───── RECORD LIST

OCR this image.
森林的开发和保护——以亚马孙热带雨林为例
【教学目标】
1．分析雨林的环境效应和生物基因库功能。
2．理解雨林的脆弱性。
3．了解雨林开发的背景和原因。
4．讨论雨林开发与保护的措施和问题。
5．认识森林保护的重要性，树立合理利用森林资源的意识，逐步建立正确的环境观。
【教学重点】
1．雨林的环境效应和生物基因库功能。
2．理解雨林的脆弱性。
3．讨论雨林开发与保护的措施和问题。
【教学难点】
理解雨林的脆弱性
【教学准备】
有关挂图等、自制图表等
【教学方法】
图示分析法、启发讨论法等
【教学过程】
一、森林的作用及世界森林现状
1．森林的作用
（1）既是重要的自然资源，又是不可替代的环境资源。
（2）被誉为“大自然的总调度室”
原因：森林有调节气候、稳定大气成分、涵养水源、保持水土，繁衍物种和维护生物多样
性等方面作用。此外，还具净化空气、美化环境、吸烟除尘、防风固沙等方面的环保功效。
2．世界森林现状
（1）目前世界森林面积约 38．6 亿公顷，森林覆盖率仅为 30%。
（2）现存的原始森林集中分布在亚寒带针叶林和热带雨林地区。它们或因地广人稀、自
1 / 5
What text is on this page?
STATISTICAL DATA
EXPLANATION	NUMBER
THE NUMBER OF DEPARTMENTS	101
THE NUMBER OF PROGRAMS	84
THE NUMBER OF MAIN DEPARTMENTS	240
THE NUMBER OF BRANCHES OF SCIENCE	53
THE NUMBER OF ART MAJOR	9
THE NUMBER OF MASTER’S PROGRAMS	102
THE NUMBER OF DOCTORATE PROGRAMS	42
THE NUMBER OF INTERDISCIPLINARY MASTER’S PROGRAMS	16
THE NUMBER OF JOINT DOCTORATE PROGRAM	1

──────────

* EXERCISE AIM *
Write out every record, exactly as written.

* THE REPLY *
OCR this image.
森林的开发和保护——以亚马孙热带雨林为例
【教学目标】
1．分析雨林的环境效应和生物基因库功能。
2．理解雨林的脆弱性。
3．了解雨林开发的背景和原因。
4．讨论雨林开发与保护的措施和问题。
5．认识森林保护的重要性，树立合理利用森林资源的意识，逐步建立正确的环境观。
【教学重点】
1．雨林的环境效应和生物基因库功能。
2．理解雨林的脆弱性。
3．讨论雨林开发与保护的措施和问题。
【教学难点】
理解雨林的脆弱性
【教学准备】
有关挂图等、自制图表等
【教学方法】
图示分析法、启发讨论法等
【教学过程】
一、森林的作用及世界森林现状
1．森林的作用
（1）既是重要的自然资源，又是不可替代的环境资源。
（2）被誉为“大自然的总调度室”
原因：森林有调节气候、稳定大气成分、涵养水源、保持水土，繁衍物种和维护生物多样
性等方面作用。此外，还具净化空气、美化环境、吸烟除尘、防风固沙等方面的环保功效。
2．世界森林现状
（1）目前世界森林面积约 38．6 亿公顷，森林覆盖率仅为 30%。
（2）现存的原始森林集中分布在亚寒带针叶林和热带雨林地区。它们或因地广人稀、自
1 / 5
What text is on this page?
STATISTICAL DATA
EXPLANATION	NUMBER
THE NUMBER OF DEPARTMENTS	101
THE NUMBER OF PROGRAMS	84
THE NUMBER OF MAIN DEPARTMENTS	240
THE NUMBER OF BRANCHES OF SCIENCE	53
THE NUMBER OF ART MAJOR	9
THE NUMBER OF MASTER’S PROGRAMS	102
THE NUMBER OF DOCTORATE PROGRAMS	42
THE NUMBER OF INTERDISCIPLINARY MASTER’S PROGRAMS	16
THE NUMBER OF JOINT DOCTORATE PROGRAM	1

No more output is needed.